** Start of Records to use **

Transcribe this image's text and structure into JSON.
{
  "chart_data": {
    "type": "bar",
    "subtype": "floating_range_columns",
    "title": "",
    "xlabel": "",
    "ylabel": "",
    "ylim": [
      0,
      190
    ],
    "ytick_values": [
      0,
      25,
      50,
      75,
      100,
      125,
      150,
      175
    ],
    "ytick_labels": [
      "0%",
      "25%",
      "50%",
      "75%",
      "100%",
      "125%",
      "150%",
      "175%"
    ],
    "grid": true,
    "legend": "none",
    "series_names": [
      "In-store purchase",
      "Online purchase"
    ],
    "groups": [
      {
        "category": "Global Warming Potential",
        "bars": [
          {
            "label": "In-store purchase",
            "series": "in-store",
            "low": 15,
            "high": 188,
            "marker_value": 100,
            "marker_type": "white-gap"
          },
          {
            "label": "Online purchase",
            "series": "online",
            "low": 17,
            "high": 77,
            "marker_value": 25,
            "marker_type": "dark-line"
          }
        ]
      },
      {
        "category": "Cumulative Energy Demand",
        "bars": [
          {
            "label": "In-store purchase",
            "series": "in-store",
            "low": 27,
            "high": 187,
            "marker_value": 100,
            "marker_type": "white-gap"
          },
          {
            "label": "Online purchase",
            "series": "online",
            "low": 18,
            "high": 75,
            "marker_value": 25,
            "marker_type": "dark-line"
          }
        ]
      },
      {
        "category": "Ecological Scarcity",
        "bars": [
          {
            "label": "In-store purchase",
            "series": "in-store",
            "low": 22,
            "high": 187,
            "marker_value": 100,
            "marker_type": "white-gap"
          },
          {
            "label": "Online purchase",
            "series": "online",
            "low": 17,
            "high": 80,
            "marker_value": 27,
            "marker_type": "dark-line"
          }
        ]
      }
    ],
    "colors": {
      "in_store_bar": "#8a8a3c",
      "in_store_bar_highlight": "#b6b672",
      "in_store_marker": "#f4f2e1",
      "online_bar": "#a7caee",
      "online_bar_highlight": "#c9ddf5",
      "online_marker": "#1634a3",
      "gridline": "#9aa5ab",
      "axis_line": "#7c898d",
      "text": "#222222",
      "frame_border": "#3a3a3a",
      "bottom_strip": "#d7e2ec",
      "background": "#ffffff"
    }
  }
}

** End of Records to use **

# Task instructions:
Which lines contain "category"? Copy each of them out.

# Solution to this task:
        "category": "Global Warming Potential",
        "category": "Cumulative Energy Demand",
        "category": "Ecological Scarcity",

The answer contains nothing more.